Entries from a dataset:
____________

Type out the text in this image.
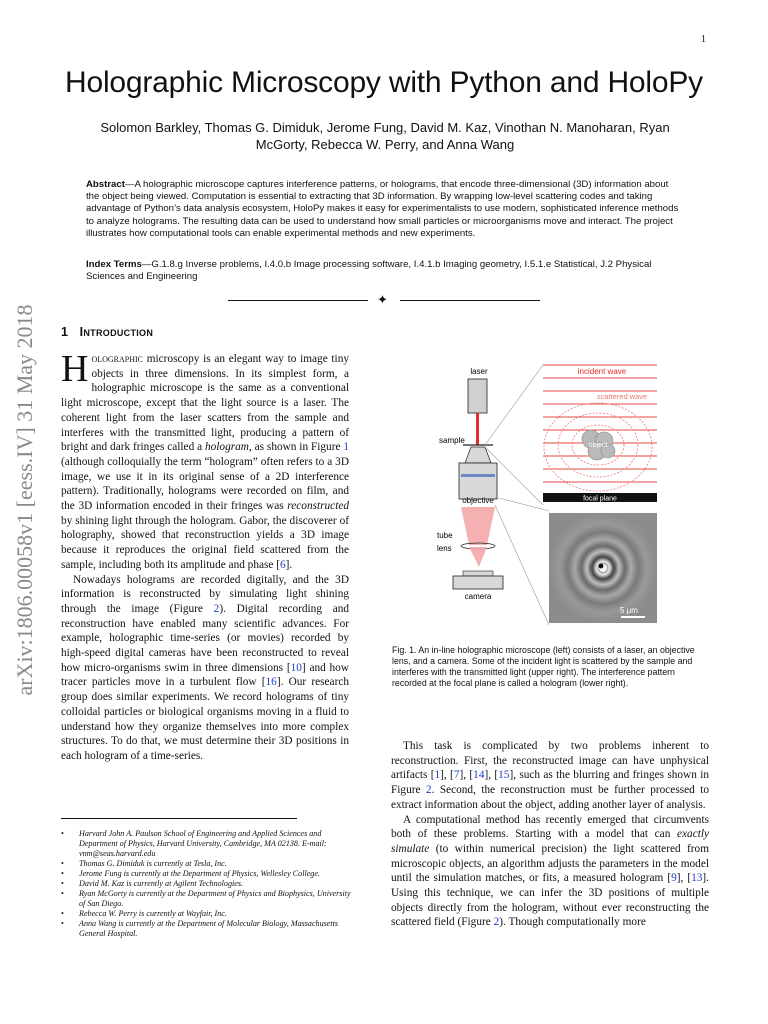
1
Holographic Microscopy with Python and HoloPy
Solomon Barkley, Thomas G. Dimiduk, Jerome Fung, David M. Kaz, Vinothan N. Manoharan, Ryan McGorty, Rebecca W. Perry, and Anna Wang
Abstract—A holographic microscope captures interference patterns, or holograms, that encode three-dimensional (3D) information about the object being viewed. Computation is essential to extracting that 3D information. By wrapping low-level scattering codes and taking advantage of Python’s data analysis ecosystem, HoloPy makes it easy for experimentalists to use modern, sophisticated inference methods to analyze holograms. The resulting data can be used to understand how small particles or microorganisms move and interact. The project illustrates how computational tools can enable experimental methods and new experiments.
Index Terms—G.1.8.g Inverse problems, I.4.0.b Image processing software, I.4.1.b Imaging geometry, I.5.1.e Statistical, J.2 Physical Sciences and Engineering
✦
arXiv:1806.00058v1 [eess.IV] 31 May 2018 1 Introduction

Holographic microscopy is an elegant way to image tiny objects in three dimensions. In its simplest form, a holographic microscope is the same as a conventional light microscope, except that the light source is a laser. The coherent light from the laser scatters from the sample and interferes with the transmitted light, producing a pattern of bright and dark fringes called a hologram, as shown in Figure 1 (although colloquially the term “hologram” often refers to a 3D image, we use it in its original sense of a 2D interference pattern). Traditionally, holograms were recorded on film, and the 3D information encoded in their fringes was reconstructed by shining light through the hologram. Gabor, the discoverer of holography, showed that reconstruction yields a 3D image because it reproduces the original field scattered from the sample, including both its amplitude and phase [6].

Nowadays holograms are recorded digitally, and the 3D information is reconstructed by simulating light shining through the image (Figure 2). Digital recording and reconstruction have enabled many scientific advances. For example, holographic time-series (or movies) recorded by high-speed digital cameras have been reconstructed to reveal how micro-organisms swim in three dimensions [10] and how tracer particles move in a turbulent flow [16]. Our research group does similar experiments. We record holograms of tiny colloidal particles or biological organisms moving in a fluid to understand how they organize themselves into more complex structures. To do that, we must determine their 3D positions in each hologram of a time-series.

• Harvard John A. Paulson School of Engineering and Applied Sciences and Department of Physics, Harvard University, Cambridge, MA 02138. E-mail: vnm@seas.harvard.edu
• Thomas G. Dimiduk is currently at Tesla, Inc.
• Jerome Fung is currently at the Department of Physics, Wellesley College.
• David M. Kaz is currently at Agilent Technologies.
• Ryan McGorty is currently at the Department of Physics and Biophysics, University of San Diego.
• Rebecca W. Perry is currently at Wayfair, Inc.
• Anna Wang is currently at the Department of Molecular Biology, Massachusetts General Hospital.
laser
sample
objective
tube
lens
camera
object
incident wave
scattered wave
focal plane
5 μm
Fig. 1. An in-line holographic microscope (left) consists of a laser, an objective lens, and a camera. Some of the incident light is scattered by the sample and interferes with the transmitted light (upper right). The interference pattern recorded at the focal plane is called a hologram (lower right).

This task is complicated by two problems inherent to reconstruction. First, the reconstructed image can have unphysical artifacts [1], [7], [14], [15], such as the blurring and fringes shown in Figure 2. Second, the reconstruction must be further processed to extract information about the object, adding another layer of analysis.

A computational method has recently emerged that circumvents both of these problems. Starting with a model that can exactly simulate (to within numerical precision) the light scattered from microscopic objects, an algorithm adjusts the parameters in the model until the simulation matches, or fits, a measured hologram [9], [13]. Using this technique, we can infer the 3D positions of multiple objects directly from the hologram, without ever reconstructing the scattered field (Figure 2). Though computationally more
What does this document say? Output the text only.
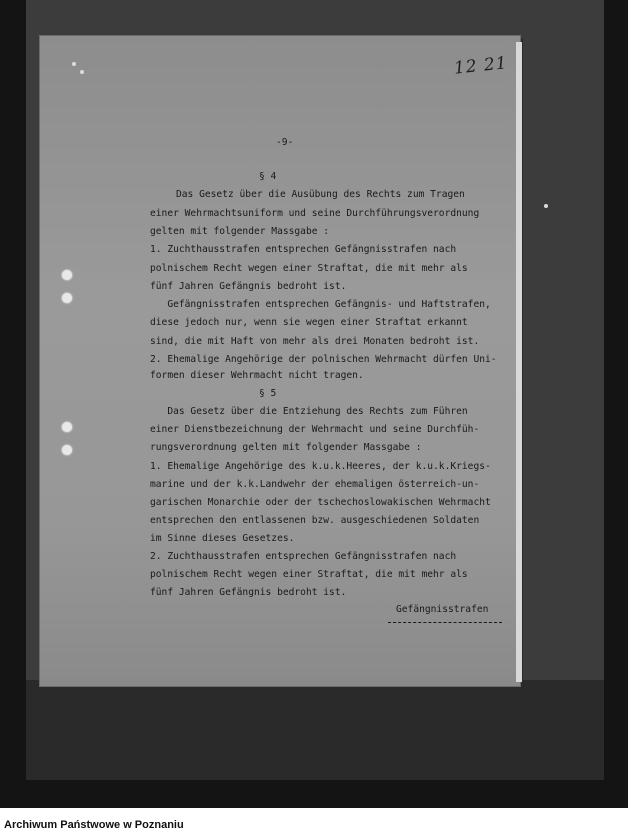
12 21
-9-
§ 4
Das Gesetz über die Ausübung des Rechts zum Tragen
einer Wehrmachtsuniform und seine Durchführungsverordnung
gelten mit folgender Massgabe :
1. Zuchthausstrafen entsprechen Gefängnisstrafen nach
polnischem Recht wegen einer Straftat, die mit mehr als
fünf Jahren Gefängnis bedroht ist.
Gefängnisstrafen entsprechen Gefängnis- und Haftstrafen,
diese jedoch nur, wenn sie wegen einer Straftat erkannt
sind, die mit Haft von mehr als drei Monaten bedroht ist.
2. Ehemalige Angehörige der polnischen Wehrmacht dürfen Uni-
formen dieser Wehrmacht nicht tragen.
§ 5
Das Gesetz über die Entziehung des Rechts zum Führen
einer Dienstbezeichnung der Wehrmacht und seine Durchfüh-
rungsverordnung gelten mit folgender Massgabe :
1. Ehemalige Angehörige des k.u.k.Heeres, der k.u.k.Kriegs-
marine und der k.k.Landwehr der ehemaligen österreich-un-
garischen Monarchie oder der tschechoslowakischen Wehrmacht
entsprechen den entlassenen bzw. ausgeschiedenen Soldaten
im Sinne dieses Gesetzes.
2. Zuchthausstrafen entsprechen Gefängnisstrafen nach
polnischem Recht wegen einer Straftat, die mit mehr als
fünf Jahren Gefängnis bedroht ist.
Gefängnisstrafen
Archiwum Państwowe w Poznaniu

____________

▶ [Work required]
Collect each line holding the string "McGorty".

▶ [Answer to the task]
Solomon Barkley, Thomas G. Dimiduk, Jerome Fung, David M. Kaz, Vinothan N. Manoharan, Ryan McGorty, Rebecca W. Perry, and Anna Wang
• Ryan McGorty is currently at the Department of Physics and Biophysics, University of San Diego.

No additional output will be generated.